[PROBLEM DESCRIPTION] Provide the data again in its entirety, exactly as given.

# Start of RECORD EXCERPTS

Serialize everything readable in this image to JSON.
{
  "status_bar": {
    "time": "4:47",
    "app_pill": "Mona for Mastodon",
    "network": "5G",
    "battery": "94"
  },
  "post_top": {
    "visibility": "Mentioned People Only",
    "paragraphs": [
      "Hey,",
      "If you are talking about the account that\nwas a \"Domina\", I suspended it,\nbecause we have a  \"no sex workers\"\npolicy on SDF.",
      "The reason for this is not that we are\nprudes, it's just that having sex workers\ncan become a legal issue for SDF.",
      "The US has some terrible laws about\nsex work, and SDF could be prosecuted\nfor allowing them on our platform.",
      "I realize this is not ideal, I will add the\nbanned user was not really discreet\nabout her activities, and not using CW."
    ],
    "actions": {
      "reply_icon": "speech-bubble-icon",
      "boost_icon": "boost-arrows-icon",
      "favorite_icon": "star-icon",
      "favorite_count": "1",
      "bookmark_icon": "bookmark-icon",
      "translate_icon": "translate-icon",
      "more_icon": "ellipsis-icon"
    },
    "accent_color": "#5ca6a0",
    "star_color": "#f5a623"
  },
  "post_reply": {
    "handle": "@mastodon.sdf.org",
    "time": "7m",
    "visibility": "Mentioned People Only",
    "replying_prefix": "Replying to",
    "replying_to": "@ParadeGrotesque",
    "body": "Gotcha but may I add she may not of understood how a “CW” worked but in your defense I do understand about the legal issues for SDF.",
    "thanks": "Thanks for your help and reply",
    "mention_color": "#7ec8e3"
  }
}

# End of RECORD EXCERPTS

[ANSWER TO THE EXERCISE]
Serialize everything readable in this image to JSON.
{
  "status_bar": {
    "time": "4:47",
    "app_pill": "Mona for Mastodon",
    "network": "5G",
    "battery": "94"
  },
  "post_top": {
    "visibility": "Mentioned People Only",
    "paragraphs": [
      "Hey,",
      "If you are talking about the account that\nwas a \"Domina\", I suspended it,\nbecause we have a  \"no sex workers\"\npolicy on SDF.",
      "The reason for this is not that we are\nprudes, it's just that having sex workers\ncan become a legal issue for SDF.",
      "The US has some terrible laws about\nsex work, and SDF could be prosecuted\nfor allowing them on our platform.",
      "I realize this is not ideal, I will add the\nbanned user was not really discreet\nabout her activities, and not using CW."
    ],
    "actions": {
      "reply_icon": "speech-bubble-icon",
      "boost_icon": "boost-arrows-icon",
      "favorite_icon": "star-icon",
      "favorite_count": "1",
      "bookmark_icon": "bookmark-icon",
      "translate_icon": "translate-icon",
      "more_icon": "ellipsis-icon"
    },
    "accent_color": "#5ca6a0",
    "star_color": "#f5a623"
  },
  "post_reply": {
    "handle": "@mastodon.sdf.org",
    "time": "7m",
    "visibility": "Mentioned People Only",
    "replying_prefix": "Replying to",
    "replying_to": "@ParadeGrotesque",
    "body": "Gotcha but may I add she may not of understood how a “CW” worked but in your defense I do understand about the legal issues for SDF.",
    "thanks": "Thanks for your help and reply",
    "mention_color": "#7ec8e3"
  }
}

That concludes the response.